• **Records about charts and figures**:
===

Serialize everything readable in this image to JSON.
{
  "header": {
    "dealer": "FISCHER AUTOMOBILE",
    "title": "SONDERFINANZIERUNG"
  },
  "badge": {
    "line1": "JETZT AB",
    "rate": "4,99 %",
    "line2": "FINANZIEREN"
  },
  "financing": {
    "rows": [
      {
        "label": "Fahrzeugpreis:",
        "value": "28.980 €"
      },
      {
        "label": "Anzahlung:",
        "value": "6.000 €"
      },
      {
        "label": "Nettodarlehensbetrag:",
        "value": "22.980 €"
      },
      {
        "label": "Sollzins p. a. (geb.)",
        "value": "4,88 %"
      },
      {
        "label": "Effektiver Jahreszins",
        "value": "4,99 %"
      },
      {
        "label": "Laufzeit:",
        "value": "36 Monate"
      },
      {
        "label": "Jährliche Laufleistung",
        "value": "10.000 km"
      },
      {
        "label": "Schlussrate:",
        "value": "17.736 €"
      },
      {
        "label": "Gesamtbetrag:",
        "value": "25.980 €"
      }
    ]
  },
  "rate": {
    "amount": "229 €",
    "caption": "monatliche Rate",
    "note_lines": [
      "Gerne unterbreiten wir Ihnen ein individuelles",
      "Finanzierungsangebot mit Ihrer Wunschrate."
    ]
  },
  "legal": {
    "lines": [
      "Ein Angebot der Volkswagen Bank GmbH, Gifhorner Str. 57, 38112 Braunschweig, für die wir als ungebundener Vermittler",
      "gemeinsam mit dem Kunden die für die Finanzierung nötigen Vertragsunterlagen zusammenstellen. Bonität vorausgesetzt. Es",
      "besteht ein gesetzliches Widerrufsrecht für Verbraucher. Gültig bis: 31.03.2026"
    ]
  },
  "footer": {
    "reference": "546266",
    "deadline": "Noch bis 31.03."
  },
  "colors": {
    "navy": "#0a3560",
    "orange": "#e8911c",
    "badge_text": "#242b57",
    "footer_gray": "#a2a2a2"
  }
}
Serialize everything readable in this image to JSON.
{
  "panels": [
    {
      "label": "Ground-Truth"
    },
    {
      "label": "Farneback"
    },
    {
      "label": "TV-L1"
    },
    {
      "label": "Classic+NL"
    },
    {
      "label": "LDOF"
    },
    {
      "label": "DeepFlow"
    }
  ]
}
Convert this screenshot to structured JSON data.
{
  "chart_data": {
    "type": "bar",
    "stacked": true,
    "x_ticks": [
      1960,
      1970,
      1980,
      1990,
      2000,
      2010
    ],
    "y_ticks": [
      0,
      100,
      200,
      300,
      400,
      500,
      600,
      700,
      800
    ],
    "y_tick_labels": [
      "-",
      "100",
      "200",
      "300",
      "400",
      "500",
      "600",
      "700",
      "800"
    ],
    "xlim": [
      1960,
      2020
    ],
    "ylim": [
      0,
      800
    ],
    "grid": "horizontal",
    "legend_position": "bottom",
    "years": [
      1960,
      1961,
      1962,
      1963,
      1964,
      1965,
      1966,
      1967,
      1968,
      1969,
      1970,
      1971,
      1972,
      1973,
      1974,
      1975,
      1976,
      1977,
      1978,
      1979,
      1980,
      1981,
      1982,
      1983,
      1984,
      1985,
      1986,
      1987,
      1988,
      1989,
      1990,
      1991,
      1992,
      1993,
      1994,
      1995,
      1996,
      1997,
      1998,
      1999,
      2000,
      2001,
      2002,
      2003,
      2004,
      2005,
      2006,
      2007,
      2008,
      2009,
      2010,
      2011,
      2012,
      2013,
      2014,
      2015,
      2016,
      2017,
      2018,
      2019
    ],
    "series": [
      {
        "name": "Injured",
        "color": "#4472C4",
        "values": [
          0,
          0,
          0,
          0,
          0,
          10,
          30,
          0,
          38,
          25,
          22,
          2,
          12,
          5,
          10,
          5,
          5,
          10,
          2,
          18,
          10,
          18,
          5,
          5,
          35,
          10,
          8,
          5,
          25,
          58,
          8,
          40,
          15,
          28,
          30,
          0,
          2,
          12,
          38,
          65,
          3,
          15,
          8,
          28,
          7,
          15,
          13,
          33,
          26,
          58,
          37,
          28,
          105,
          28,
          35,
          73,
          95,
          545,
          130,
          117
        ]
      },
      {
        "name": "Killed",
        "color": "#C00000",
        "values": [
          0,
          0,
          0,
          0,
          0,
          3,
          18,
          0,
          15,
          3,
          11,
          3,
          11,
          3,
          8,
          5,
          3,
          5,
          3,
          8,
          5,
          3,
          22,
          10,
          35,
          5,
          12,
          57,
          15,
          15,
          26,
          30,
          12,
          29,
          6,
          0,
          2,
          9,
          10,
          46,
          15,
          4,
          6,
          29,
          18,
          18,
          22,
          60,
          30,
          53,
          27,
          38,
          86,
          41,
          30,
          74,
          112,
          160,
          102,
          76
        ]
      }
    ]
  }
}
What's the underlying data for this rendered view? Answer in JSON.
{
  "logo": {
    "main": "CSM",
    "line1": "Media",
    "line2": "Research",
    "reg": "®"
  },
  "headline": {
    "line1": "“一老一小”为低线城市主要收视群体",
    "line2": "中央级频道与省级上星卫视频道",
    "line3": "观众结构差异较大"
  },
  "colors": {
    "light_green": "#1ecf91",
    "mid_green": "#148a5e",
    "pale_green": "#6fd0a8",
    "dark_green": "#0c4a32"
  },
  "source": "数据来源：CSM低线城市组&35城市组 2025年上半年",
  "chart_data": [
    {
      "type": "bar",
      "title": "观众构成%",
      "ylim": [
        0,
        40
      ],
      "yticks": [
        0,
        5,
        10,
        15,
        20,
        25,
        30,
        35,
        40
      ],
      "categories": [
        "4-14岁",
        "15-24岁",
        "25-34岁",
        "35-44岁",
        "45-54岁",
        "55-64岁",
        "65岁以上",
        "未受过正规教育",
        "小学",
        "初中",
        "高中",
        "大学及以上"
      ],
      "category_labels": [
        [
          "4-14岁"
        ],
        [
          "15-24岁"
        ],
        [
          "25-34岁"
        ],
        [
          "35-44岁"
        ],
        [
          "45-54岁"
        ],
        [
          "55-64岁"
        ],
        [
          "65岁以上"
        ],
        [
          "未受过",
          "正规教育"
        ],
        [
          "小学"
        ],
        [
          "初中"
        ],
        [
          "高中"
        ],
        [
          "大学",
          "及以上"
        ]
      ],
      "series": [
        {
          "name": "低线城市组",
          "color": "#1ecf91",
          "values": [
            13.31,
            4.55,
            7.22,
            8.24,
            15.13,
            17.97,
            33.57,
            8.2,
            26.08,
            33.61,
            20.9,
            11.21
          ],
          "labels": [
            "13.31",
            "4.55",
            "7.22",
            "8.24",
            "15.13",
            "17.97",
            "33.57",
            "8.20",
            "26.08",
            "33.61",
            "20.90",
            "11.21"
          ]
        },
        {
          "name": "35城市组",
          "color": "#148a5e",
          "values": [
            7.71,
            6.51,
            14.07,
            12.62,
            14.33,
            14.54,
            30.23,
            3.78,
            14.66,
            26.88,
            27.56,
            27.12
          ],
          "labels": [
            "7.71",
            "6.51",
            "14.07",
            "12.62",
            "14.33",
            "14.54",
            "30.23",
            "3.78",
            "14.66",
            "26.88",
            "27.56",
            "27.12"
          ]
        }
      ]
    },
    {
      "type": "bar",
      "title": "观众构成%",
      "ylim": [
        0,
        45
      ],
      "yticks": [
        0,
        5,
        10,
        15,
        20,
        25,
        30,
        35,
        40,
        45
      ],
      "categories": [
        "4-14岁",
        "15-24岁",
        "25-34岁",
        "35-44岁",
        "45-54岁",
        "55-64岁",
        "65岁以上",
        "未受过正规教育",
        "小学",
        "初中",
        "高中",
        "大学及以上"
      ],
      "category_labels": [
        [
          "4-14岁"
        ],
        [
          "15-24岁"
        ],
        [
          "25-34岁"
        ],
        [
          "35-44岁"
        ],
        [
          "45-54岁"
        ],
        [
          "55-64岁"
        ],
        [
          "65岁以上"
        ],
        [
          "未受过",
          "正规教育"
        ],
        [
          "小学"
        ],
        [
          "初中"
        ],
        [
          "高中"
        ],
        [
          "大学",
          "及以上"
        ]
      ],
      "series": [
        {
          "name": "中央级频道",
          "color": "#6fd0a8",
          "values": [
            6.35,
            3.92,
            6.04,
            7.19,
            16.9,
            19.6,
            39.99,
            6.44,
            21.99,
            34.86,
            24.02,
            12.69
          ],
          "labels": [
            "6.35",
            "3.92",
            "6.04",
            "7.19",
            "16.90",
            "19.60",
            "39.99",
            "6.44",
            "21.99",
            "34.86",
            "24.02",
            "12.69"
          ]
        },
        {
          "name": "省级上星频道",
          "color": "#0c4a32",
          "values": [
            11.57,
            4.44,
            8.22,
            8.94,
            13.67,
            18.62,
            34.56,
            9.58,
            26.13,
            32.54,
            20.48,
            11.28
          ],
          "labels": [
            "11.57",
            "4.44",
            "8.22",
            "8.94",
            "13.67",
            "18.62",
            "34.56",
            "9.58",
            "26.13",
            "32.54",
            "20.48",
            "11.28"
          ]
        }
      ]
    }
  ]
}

===

• **TASK GOAL**:
Tally up how many lines in the preceding listing contain the word "this". Give nothing but the number.

• **TASK RESPONSE**:
4